● GOAL:
Nothing may be dropped or altered: reproduce all the data.

● GIVEN RECORDS:
--- START ---
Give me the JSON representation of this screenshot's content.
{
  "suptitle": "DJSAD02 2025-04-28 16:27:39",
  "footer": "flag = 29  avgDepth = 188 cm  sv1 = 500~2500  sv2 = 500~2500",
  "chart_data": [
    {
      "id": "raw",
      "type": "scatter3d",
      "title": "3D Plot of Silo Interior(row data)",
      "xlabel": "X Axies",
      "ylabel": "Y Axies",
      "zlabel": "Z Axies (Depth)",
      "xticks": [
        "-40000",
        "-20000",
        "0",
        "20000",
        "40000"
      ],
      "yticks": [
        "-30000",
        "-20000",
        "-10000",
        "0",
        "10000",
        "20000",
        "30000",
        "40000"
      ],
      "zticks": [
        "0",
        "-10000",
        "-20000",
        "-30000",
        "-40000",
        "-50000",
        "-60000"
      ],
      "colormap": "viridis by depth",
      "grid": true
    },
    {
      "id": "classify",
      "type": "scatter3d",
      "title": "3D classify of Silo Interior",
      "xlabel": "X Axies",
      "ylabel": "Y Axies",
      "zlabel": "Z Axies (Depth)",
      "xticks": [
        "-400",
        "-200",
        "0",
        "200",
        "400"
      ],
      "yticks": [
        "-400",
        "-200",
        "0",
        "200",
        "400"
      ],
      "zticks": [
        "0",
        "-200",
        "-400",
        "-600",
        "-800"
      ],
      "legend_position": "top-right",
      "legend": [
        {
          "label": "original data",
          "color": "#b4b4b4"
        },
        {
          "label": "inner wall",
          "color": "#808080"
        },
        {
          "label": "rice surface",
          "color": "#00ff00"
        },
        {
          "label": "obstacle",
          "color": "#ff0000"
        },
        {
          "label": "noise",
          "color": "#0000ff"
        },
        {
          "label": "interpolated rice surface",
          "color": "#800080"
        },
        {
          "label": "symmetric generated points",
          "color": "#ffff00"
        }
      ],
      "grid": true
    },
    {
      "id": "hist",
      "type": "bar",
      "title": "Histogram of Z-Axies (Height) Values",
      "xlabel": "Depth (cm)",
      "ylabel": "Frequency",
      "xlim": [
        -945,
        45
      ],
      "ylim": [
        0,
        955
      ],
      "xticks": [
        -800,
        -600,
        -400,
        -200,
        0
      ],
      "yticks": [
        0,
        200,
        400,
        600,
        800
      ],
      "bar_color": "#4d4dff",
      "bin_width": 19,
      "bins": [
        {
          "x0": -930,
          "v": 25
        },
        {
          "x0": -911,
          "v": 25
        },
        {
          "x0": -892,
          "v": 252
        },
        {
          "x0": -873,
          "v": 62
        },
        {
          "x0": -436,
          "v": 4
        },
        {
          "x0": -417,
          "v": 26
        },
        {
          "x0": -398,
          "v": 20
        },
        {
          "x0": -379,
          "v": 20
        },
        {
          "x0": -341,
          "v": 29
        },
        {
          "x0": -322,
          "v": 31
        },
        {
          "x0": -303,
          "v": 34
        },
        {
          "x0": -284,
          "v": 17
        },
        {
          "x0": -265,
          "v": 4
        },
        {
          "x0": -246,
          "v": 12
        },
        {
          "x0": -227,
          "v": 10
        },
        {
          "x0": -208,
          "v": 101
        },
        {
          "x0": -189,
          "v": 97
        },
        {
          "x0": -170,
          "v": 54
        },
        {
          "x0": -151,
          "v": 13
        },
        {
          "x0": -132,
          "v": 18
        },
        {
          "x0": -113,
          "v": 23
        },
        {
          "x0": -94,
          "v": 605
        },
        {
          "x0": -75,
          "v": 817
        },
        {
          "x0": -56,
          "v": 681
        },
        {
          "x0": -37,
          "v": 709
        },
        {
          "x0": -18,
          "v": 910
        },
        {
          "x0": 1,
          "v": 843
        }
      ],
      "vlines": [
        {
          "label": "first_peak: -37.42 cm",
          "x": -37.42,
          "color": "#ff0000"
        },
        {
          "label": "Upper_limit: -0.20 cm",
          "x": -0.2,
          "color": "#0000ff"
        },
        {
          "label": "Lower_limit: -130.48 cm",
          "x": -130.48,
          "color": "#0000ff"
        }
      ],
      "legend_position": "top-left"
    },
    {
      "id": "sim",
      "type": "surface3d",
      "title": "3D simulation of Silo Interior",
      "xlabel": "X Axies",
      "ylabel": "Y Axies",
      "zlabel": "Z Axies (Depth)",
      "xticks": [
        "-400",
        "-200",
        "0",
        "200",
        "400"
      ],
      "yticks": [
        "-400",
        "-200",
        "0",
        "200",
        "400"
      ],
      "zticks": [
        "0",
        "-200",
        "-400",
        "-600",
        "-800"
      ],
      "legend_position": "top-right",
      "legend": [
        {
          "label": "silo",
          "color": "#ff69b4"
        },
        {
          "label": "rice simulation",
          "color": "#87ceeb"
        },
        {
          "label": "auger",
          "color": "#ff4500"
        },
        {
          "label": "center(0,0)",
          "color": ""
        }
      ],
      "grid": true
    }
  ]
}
--- END ---
● SOLUTION:
Give me the JSON representation of this screenshot's content.
{
  "suptitle": "DJSAD02 2025-04-28 16:27:39",
  "footer": "flag = 29  avgDepth = 188 cm  sv1 = 500~2500  sv2 = 500~2500",
  "chart_data": [
    {
      "id": "raw",
      "type": "scatter3d",
      "title": "3D Plot of Silo Interior(row data)",
      "xlabel": "X Axies",
      "ylabel": "Y Axies",
      "zlabel": "Z Axies (Depth)",
      "xticks": [
        "-40000",
        "-20000",
        "0",
        "20000",
        "40000"
      ],
      "yticks": [
        "-30000",
        "-20000",
        "-10000",
        "0",
        "10000",
        "20000",
        "30000",
        "40000"
      ],
      "zticks": [
        "0",
        "-10000",
        "-20000",
        "-30000",
        "-40000",
        "-50000",
        "-60000"
      ],
      "colormap": "viridis by depth",
      "grid": true
    },
    {
      "id": "classify",
      "type": "scatter3d",
      "title": "3D classify of Silo Interior",
      "xlabel": "X Axies",
      "ylabel": "Y Axies",
      "zlabel": "Z Axies (Depth)",
      "xticks": [
        "-400",
        "-200",
        "0",
        "200",
        "400"
      ],
      "yticks": [
        "-400",
        "-200",
        "0",
        "200",
        "400"
      ],
      "zticks": [
        "0",
        "-200",
        "-400",
        "-600",
        "-800"
      ],
      "legend_position": "top-right",
      "legend": [
        {
          "label": "original data",
          "color": "#b4b4b4"
        },
        {
          "label": "inner wall",
          "color": "#808080"
        },
        {
          "label": "rice surface",
          "color": "#00ff00"
        },
        {
          "label": "obstacle",
          "color": "#ff0000"
        },
        {
          "label": "noise",
          "color": "#0000ff"
        },
        {
          "label": "interpolated rice surface",
          "color": "#800080"
        },
        {
          "label": "symmetric generated points",
          "color": "#ffff00"
        }
      ],
      "grid": true
    },
    {
      "id": "hist",
      "type": "bar",
      "title": "Histogram of Z-Axies (Height) Values",
      "xlabel": "Depth (cm)",
      "ylabel": "Frequency",
      "xlim": [
        -945,
        45
      ],
      "ylim": [
        0,
        955
      ],
      "xticks": [
        -800,
        -600,
        -400,
        -200,
        0
      ],
      "yticks": [
        0,
        200,
        400,
        600,
        800
      ],
      "bar_color": "#4d4dff",
      "bin_width": 19,
      "bins": [
        {
          "x0": -930,
          "v": 25
        },
        {
          "x0": -911,
          "v": 25
        },
        {
          "x0": -892,
          "v": 252
        },
        {
          "x0": -873,
          "v": 62
        },
        {
          "x0": -436,
          "v": 4
        },
        {
          "x0": -417,
          "v": 26
        },
        {
          "x0": -398,
          "v": 20
        },
        {
          "x0": -379,
          "v": 20
        },
        {
          "x0": -341,
          "v": 29
        },
        {
          "x0": -322,
          "v": 31
        },
        {
          "x0": -303,
          "v": 34
        },
        {
          "x0": -284,
          "v": 17
        },
        {
          "x0": -265,
          "v": 4
        },
        {
          "x0": -246,
          "v": 12
        },
        {
          "x0": -227,
          "v": 10
        },
        {
          "x0": -208,
          "v": 101
        },
        {
          "x0": -189,
          "v": 97
        },
        {
          "x0": -170,
          "v": 54
        },
        {
          "x0": -151,
          "v": 13
        },
        {
          "x0": -132,
          "v": 18
        },
        {
          "x0": -113,
          "v": 23
        },
        {
          "x0": -94,
          "v": 605
        },
        {
          "x0": -75,
          "v": 817
        },
        {
          "x0": -56,
          "v": 681
        },
        {
          "x0": -37,
          "v": 709
        },
        {
          "x0": -18,
          "v": 910
        },
        {
          "x0": 1,
          "v": 843
        }
      ],
      "vlines": [
        {
          "label": "first_peak: -37.42 cm",
          "x": -37.42,
          "color": "#ff0000"
        },
        {
          "label": "Upper_limit: -0.20 cm",
          "x": -0.2,
          "color": "#0000ff"
        },
        {
          "label": "Lower_limit: -130.48 cm",
          "x": -130.48,
          "color": "#0000ff"
        }
      ],
      "legend_position": "top-left"
    },
    {
      "id": "sim",
      "type": "surface3d",
      "title": "3D simulation of Silo Interior",
      "xlabel": "X Axies",
      "ylabel": "Y Axies",
      "zlabel": "Z Axies (Depth)",
      "xticks": [
        "-400",
        "-200",
        "0",
        "200",
        "400"
      ],
      "yticks": [
        "-400",
        "-200",
        "0",
        "200",
        "400"
      ],
      "zticks": [
        "0",
        "-200",
        "-400",
        "-600",
        "-800"
      ],
      "legend_position": "top-right",
      "legend": [
        {
          "label": "silo",
          "color": "#ff69b4"
        },
        {
          "label": "rice simulation",
          "color": "#87ceeb"
        },
        {
          "label": "auger",
          "color": "#ff4500"
        },
        {
          "label": "center(0,0)",
          "color": ""
        }
      ],
      "grid": true
    }
  ]
}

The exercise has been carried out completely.